Repeat the listing in full. Nothing may be added or left out.

________________________

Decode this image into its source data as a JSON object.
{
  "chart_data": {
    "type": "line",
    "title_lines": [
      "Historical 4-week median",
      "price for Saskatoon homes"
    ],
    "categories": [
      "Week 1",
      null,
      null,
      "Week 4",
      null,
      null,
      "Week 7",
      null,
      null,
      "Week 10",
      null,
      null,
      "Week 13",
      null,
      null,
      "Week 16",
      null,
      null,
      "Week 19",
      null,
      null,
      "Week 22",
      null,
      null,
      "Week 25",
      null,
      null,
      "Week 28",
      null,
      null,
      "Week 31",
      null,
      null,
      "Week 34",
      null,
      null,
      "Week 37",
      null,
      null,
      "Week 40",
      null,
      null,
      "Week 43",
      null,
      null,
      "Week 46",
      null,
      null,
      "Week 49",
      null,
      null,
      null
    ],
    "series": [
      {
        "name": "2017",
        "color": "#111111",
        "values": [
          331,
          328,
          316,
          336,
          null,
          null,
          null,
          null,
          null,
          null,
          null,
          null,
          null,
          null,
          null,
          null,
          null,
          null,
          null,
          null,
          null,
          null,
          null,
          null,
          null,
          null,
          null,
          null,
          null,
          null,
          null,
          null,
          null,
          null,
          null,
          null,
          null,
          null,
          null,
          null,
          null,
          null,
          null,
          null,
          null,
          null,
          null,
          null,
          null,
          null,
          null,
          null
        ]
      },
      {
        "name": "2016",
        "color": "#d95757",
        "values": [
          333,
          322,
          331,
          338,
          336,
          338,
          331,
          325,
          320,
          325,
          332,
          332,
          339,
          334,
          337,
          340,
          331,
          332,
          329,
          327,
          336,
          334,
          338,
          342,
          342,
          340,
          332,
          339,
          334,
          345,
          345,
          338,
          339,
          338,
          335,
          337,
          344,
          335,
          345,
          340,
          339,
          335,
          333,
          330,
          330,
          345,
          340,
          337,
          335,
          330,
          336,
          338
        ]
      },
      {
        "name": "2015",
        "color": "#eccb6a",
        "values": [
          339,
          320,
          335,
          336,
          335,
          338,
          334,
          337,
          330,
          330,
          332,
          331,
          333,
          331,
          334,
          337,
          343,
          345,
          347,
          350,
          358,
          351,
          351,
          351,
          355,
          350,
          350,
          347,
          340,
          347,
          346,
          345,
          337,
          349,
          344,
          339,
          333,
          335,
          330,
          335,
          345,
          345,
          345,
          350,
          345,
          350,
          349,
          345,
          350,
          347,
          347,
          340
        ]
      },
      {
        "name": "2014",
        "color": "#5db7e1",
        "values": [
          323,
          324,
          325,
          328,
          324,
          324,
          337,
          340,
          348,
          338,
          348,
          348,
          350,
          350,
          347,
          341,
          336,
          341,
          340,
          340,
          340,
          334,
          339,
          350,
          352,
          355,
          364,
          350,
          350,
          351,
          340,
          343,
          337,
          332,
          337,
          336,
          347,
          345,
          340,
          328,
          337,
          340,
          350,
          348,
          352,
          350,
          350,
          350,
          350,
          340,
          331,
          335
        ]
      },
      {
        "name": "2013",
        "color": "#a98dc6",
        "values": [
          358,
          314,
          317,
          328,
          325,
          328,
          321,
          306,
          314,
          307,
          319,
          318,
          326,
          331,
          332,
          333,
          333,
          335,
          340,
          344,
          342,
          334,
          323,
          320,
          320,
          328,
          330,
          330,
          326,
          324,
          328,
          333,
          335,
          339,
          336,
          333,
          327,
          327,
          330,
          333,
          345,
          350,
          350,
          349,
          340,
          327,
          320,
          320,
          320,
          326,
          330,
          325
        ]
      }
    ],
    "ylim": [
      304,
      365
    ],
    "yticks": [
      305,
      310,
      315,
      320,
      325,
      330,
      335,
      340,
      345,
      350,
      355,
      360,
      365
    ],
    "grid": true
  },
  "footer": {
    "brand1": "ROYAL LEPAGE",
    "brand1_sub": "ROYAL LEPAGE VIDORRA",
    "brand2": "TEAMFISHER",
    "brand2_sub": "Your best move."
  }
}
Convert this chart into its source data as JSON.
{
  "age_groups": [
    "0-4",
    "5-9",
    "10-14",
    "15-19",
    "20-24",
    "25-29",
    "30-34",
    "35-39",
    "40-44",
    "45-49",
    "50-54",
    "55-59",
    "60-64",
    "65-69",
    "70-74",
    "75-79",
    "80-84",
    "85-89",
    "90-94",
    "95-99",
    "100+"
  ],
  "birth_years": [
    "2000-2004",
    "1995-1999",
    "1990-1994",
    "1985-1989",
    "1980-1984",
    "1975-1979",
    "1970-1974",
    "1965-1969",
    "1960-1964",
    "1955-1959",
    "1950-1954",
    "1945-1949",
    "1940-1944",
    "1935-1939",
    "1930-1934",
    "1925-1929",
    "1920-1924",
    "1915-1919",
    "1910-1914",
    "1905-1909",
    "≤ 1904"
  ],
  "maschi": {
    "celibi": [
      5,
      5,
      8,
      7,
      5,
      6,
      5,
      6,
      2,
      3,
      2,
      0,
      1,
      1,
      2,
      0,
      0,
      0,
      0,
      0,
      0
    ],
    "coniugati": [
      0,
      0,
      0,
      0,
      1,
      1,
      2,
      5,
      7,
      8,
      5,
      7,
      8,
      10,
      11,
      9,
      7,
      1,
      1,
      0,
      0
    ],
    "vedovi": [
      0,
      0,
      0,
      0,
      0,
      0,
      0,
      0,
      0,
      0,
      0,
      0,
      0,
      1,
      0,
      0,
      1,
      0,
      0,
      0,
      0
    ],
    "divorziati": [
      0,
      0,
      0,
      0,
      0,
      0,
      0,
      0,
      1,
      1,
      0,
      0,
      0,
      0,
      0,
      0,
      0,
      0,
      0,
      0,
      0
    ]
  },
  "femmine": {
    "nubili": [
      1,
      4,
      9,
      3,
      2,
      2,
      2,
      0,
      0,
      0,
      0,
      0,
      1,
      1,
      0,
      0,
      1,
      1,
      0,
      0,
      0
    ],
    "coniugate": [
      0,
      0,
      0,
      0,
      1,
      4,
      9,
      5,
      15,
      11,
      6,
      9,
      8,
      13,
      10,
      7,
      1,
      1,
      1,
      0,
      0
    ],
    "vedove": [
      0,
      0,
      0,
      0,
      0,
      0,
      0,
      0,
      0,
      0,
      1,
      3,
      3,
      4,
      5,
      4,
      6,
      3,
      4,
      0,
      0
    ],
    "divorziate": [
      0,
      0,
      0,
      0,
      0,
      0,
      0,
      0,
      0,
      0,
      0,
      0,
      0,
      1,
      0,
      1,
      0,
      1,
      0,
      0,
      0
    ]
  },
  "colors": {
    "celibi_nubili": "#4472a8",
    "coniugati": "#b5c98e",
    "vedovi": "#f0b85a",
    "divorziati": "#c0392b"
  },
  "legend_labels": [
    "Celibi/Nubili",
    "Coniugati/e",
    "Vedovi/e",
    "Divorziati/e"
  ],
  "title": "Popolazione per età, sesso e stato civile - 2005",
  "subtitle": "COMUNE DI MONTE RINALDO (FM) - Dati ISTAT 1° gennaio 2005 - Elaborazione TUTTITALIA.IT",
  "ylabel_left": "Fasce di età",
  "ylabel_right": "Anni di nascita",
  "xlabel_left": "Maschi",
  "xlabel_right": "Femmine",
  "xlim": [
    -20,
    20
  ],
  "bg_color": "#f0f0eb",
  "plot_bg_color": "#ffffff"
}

________________________

Solution to this problem:
Decode this image into its source data as a JSON object.
{
  "chart_data": {
    "type": "line",
    "title_lines": [
      "Historical 4-week median",
      "price for Saskatoon homes"
    ],
    "categories": [
      "Week 1",
      null,
      null,
      "Week 4",
      null,
      null,
      "Week 7",
      null,
      null,
      "Week 10",
      null,
      null,
      "Week 13",
      null,
      null,
      "Week 16",
      null,
      null,
      "Week 19",
      null,
      null,
      "Week 22",
      null,
      null,
      "Week 25",
      null,
      null,
      "Week 28",
      null,
      null,
      "Week 31",
      null,
      null,
      "Week 34",
      null,
      null,
      "Week 37",
      null,
      null,
      "Week 40",
      null,
      null,
      "Week 43",
      null,
      null,
      "Week 46",
      null,
      null,
      "Week 49",
      null,
      null,
      null
    ],
    "series": [
      {
        "name": "2017",
        "color": "#111111",
        "values": [
          331,
          328,
          316,
          336,
          null,
          null,
          null,
          null,
          null,
          null,
          null,
          null,
          null,
          null,
          null,
          null,
          null,
          null,
          null,
          null,
          null,
          null,
          null,
          null,
          null,
          null,
          null,
          null,
          null,
          null,
          null,
          null,
          null,
          null,
          null,
          null,
          null,
          null,
          null,
          null,
          null,
          null,
          null,
          null,
          null,
          null,
          null,
          null,
          null,
          null,
          null,
          null
        ]
      },
      {
        "name": "2016",
        "color": "#d95757",
        "values": [
          333,
          322,
          331,
          338,
          336,
          338,
          331,
          325,
          320,
          325,
          332,
          332,
          339,
          334,
          337,
          340,
          331,
          332,
          329,
          327,
          336,
          334,
          338,
          342,
          342,
          340,
          332,
          339,
          334,
          345,
          345,
          338,
          339,
          338,
          335,
          337,
          344,
          335,
          345,
          340,
          339,
          335,
          333,
          330,
          330,
          345,
          340,
          337,
          335,
          330,
          336,
          338
        ]
      },
      {
        "name": "2015",
        "color": "#eccb6a",
        "values": [
          339,
          320,
          335,
          336,
          335,
          338,
          334,
          337,
          330,
          330,
          332,
          331,
          333,
          331,
          334,
          337,
          343,
          345,
          347,
          350,
          358,
          351,
          351,
          351,
          355,
          350,
          350,
          347,
          340,
          347,
          346,
          345,
          337,
          349,
          344,
          339,
          333,
          335,
          330,
          335,
          345,
          345,
          345,
          350,
          345,
          350,
          349,
          345,
          350,
          347,
          347,
          340
        ]
      },
      {
        "name": "2014",
        "color": "#5db7e1",
        "values": [
          323,
          324,
          325,
          328,
          324,
          324,
          337,
          340,
          348,
          338,
          348,
          348,
          350,
          350,
          347,
          341,
          336,
          341,
          340,
          340,
          340,
          334,
          339,
          350,
          352,
          355,
          364,
          350,
          350,
          351,
          340,
          343,
          337,
          332,
          337,
          336,
          347,
          345,
          340,
          328,
          337,
          340,
          350,
          348,
          352,
          350,
          350,
          350,
          350,
          340,
          331,
          335
        ]
      },
      {
        "name": "2013",
        "color": "#a98dc6",
        "values": [
          358,
          314,
          317,
          328,
          325,
          328,
          321,
          306,
          314,
          307,
          319,
          318,
          326,
          331,
          332,
          333,
          333,
          335,
          340,
          344,
          342,
          334,
          323,
          320,
          320,
          328,
          330,
          330,
          326,
          324,
          328,
          333,
          335,
          339,
          336,
          333,
          327,
          327,
          330,
          333,
          345,
          350,
          350,
          349,
          340,
          327,
          320,
          320,
          320,
          326,
          330,
          325
        ]
      }
    ],
    "ylim": [
      304,
      365
    ],
    "yticks": [
      305,
      310,
      315,
      320,
      325,
      330,
      335,
      340,
      345,
      350,
      355,
      360,
      365
    ],
    "grid": true
  },
  "footer": {
    "brand1": "ROYAL LEPAGE",
    "brand1_sub": "ROYAL LEPAGE VIDORRA",
    "brand2": "TEAMFISHER",
    "brand2_sub": "Your best move."
  }
}
Convert this chart into its source data as JSON.
{
  "age_groups": [
    "0-4",
    "5-9",
    "10-14",
    "15-19",
    "20-24",
    "25-29",
    "30-34",
    "35-39",
    "40-44",
    "45-49",
    "50-54",
    "55-59",
    "60-64",
    "65-69",
    "70-74",
    "75-79",
    "80-84",
    "85-89",
    "90-94",
    "95-99",
    "100+"
  ],
  "birth_years": [
    "2000-2004",
    "1995-1999",
    "1990-1994",
    "1985-1989",
    "1980-1984",
    "1975-1979",
    "1970-1974",
    "1965-1969",
    "1960-1964",
    "1955-1959",
    "1950-1954",
    "1945-1949",
    "1940-1944",
    "1935-1939",
    "1930-1934",
    "1925-1929",
    "1920-1924",
    "1915-1919",
    "1910-1914",
    "1905-1909",
    "≤ 1904"
  ],
  "maschi": {
    "celibi": [
      5,
      5,
      8,
      7,
      5,
      6,
      5,
      6,
      2,
      3,
      2,
      0,
      1,
      1,
      2,
      0,
      0,
      0,
      0,
      0,
      0
    ],
    "coniugati": [
      0,
      0,
      0,
      0,
      1,
      1,
      2,
      5,
      7,
      8,
      5,
      7,
      8,
      10,
      11,
      9,
      7,
      1,
      1,
      0,
      0
    ],
    "vedovi": [
      0,
      0,
      0,
      0,
      0,
      0,
      0,
      0,
      0,
      0,
      0,
      0,
      0,
      1,
      0,
      0,
      1,
      0,
      0,
      0,
      0
    ],
    "divorziati": [
      0,
      0,
      0,
      0,
      0,
      0,
      0,
      0,
      1,
      1,
      0,
      0,
      0,
      0,
      0,
      0,
      0,
      0,
      0,
      0,
      0
    ]
  },
  "femmine": {
    "nubili": [
      1,
      4,
      9,
      3,
      2,
      2,
      2,
      0,
      0,
      0,
      0,
      0,
      1,
      1,
      0,
      0,
      1,
      1,
      0,
      0,
      0
    ],
    "coniugate": [
      0,
      0,
      0,
      0,
      1,
      4,
      9,
      5,
      15,
      11,
      6,
      9,
      8,
      13,
      10,
      7,
      1,
      1,
      1,
      0,
      0
    ],
    "vedove": [
      0,
      0,
      0,
      0,
      0,
      0,
      0,
      0,
      0,
      0,
      1,
      3,
      3,
      4,
      5,
      4,
      6,
      3,
      4,
      0,
      0
    ],
    "divorziate": [
      0,
      0,
      0,
      0,
      0,
      0,
      0,
      0,
      0,
      0,
      0,
      0,
      0,
      1,
      0,
      1,
      0,
      1,
      0,
      0,
      0
    ]
  },
  "colors": {
    "celibi_nubili": "#4472a8",
    "coniugati": "#b5c98e",
    "vedovi": "#f0b85a",
    "divorziati": "#c0392b"
  },
  "legend_labels": [
    "Celibi/Nubili",
    "Coniugati/e",
    "Vedovi/e",
    "Divorziati/e"
  ],
  "title": "Popolazione per età, sesso e stato civile - 2005",
  "subtitle": "COMUNE DI MONTE RINALDO (FM) - Dati ISTAT 1° gennaio 2005 - Elaborazione TUTTITALIA.IT",
  "ylabel_left": "Fasce di età",
  "ylabel_right": "Anni di nascita",
  "xlabel_left": "Maschi",
  "xlabel_right": "Femmine",
  "xlim": [
    -20,
    20
  ],
  "bg_color": "#f0f0eb",
  "plot_bg_color": "#ffffff"
}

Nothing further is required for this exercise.